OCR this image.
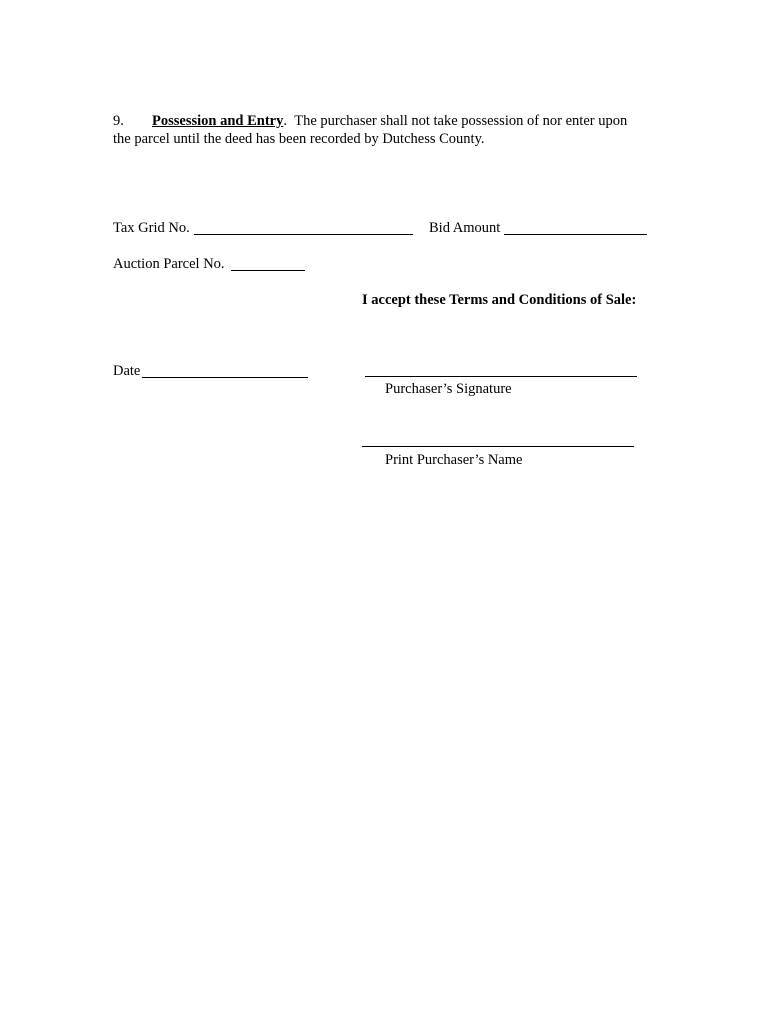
9. Possession and Entry. The purchaser shall not take possession of nor enter upon
the parcel until the deed has been recorded by Dutchess County.
Tax Grid No.	Bid Amount
Auction Parcel No.
I accept these Terms and Conditions of Sale:
Date
Purchaser’s Signature
Print Purchaser’s Name
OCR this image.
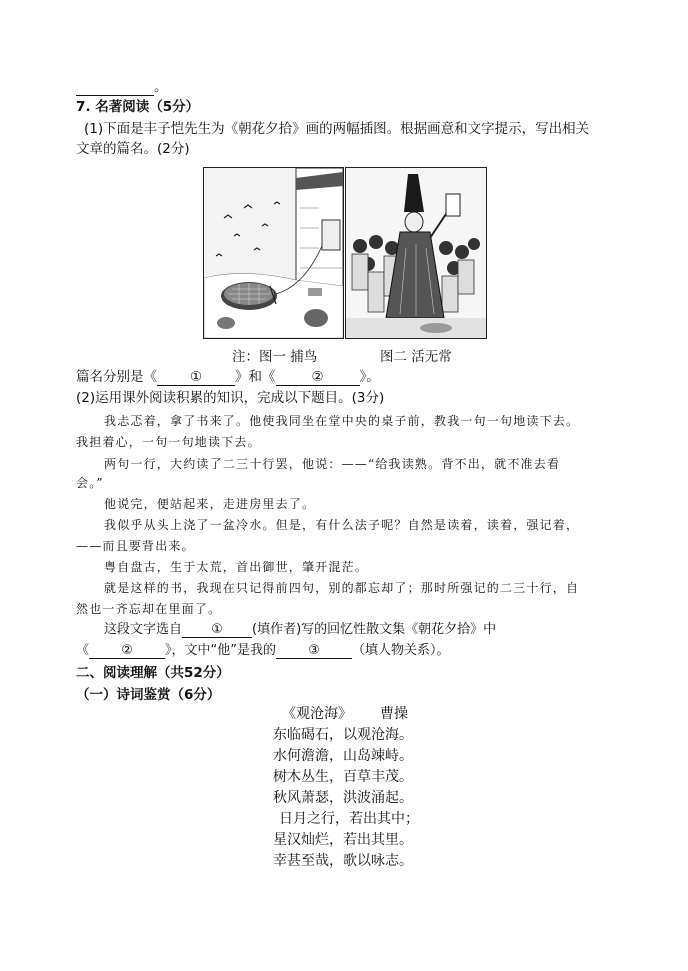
。
7. 名著阅读（5分）
(1)下面是丰子恺先生为《朝花夕拾》画的两幅插图。根据画意和文字提示，写出相关
文章的篇名。(2分)
注：图一 捕鸟	图二 活无常
篇名分别是《 ① 》和《	②	》。
(2)运用课外阅读积累的知识，完成以下题目。(3分)
我忐忑着，拿了书来了。他使我同坐在堂中央的桌子前，教我一句一句地读下去。
我担着心，一句一句地读下去。
两句一行，大约读了二三十行罢，他说：——“给我读熟。背不出，就不准去看
会。”
他说完，便站起来，走进房里去了。
我似乎从头上浇了一盆冷水。但是，有什么法子呢？自然是读着，读着，强记着，
——而且要背出来。
粤自盘古，生于太荒，首出御世，肇开混茫。
就是这样的书，我现在只记得前四句，别的都忘却了；那时所强记的二三十行，自
然也一齐忘却在里面了。
这段文字选自 ① (填作者)写的回忆性散文集《朝花夕拾》中
《 ② 》，文中“他”是我的 ③ （填人物关系）。
二、阅读理解（共52分）
（一）诗词鉴赏（6分）
《观沧海》 曹操
东临碣石，以观沧海。
水何澹澹，山岛竦峙。
树木丛生，百草丰茂。
秋风萧瑟，洪波涌起。
日月之行，若出其中；
星汉灿烂，若出其里。
幸甚至哉，歌以咏志。
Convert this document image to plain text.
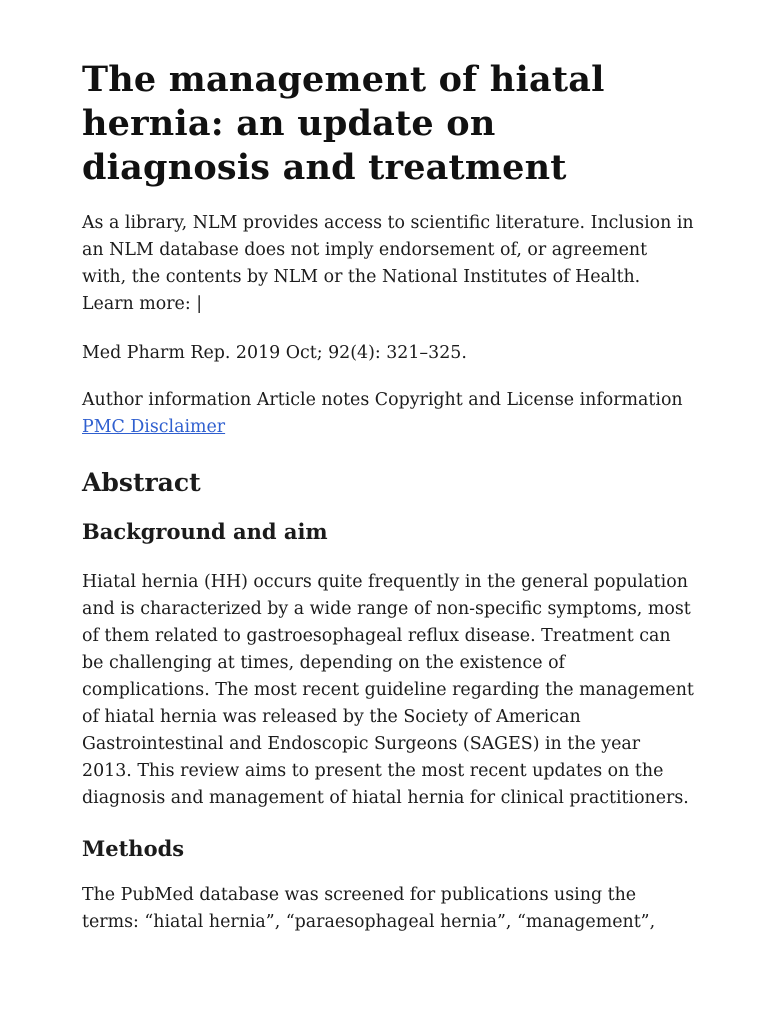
The management of hiatal hernia: an update on diagnosis and treatment

As a library, NLM provides access to scientific literature. Inclusion in an NLM database does not imply endorsement of, or agreement with, the contents by NLM or the National Institutes of Health. Learn more: |

Med Pharm Rep. 2019 Oct; 92(4): 321–325.

Author information Article notes Copyright and License information
PMC Disclaimer

Abstract
Background and aim

Hiatal hernia (HH) occurs quite frequently in the general population and is characterized by a wide range of non-specific symptoms, most of them related to gastroesophageal reflux disease. Treatment can be challenging at times, depending on the existence of complications. The most recent guideline regarding the management of hiatal hernia was released by the Society of American Gastrointestinal and Endoscopic Surgeons (SAGES) in the year 2013. This review aims to present the most recent updates on the diagnosis and management of hiatal hernia for clinical practitioners.

Methods

The PubMed database was screened for publications using the terms: “hiatal hernia”, “paraesophageal hernia”, “management”,
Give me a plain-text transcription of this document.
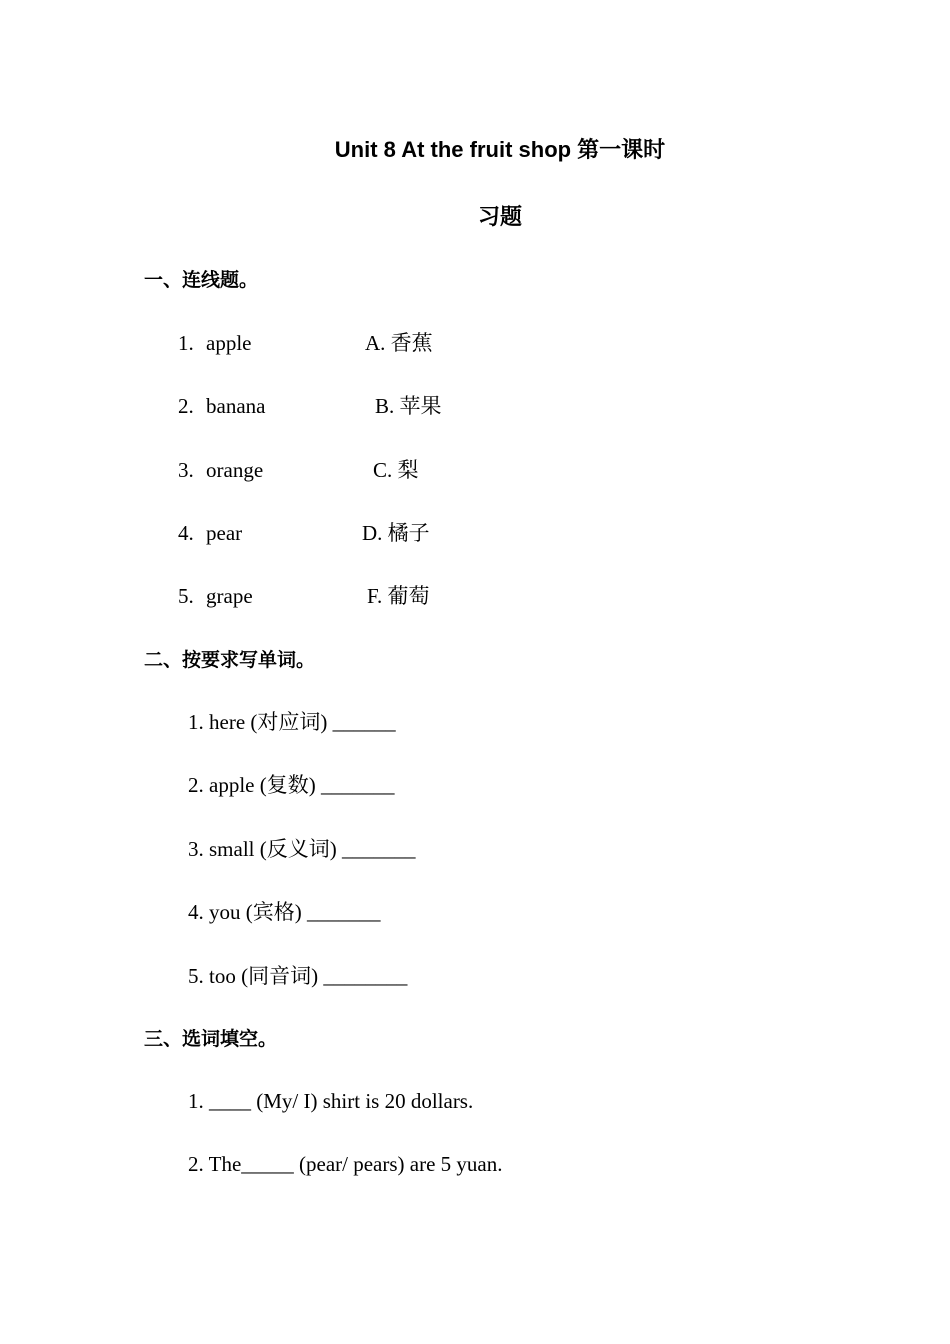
Unit 8 At the fruit shop 第一课时
习题
一、连线题。
1. apple	A. 香蕉
2. banana	B. 苹果
3. orange	C. 梨
4. pear	D. 橘子
5. grape	F. 葡萄
二、按要求写单词。
1. here (对应词) ______
2. apple (复数) _______
3. small (反义词) _______
4. you (宾格) _______
5. too (同音词) ________
三、选词填空。
1. ____ (My/ I) shirt is 20 dollars.
2. The_____ (pear/ pears) are 5 yuan.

=-=-=

=== TASK REQUIREMENTS ===
Copy each line above that contains the word "document".

=== REPLY TO THE EXERCISE ===
Convert this document image to plain text.
Give me a plain-text transcription of this document.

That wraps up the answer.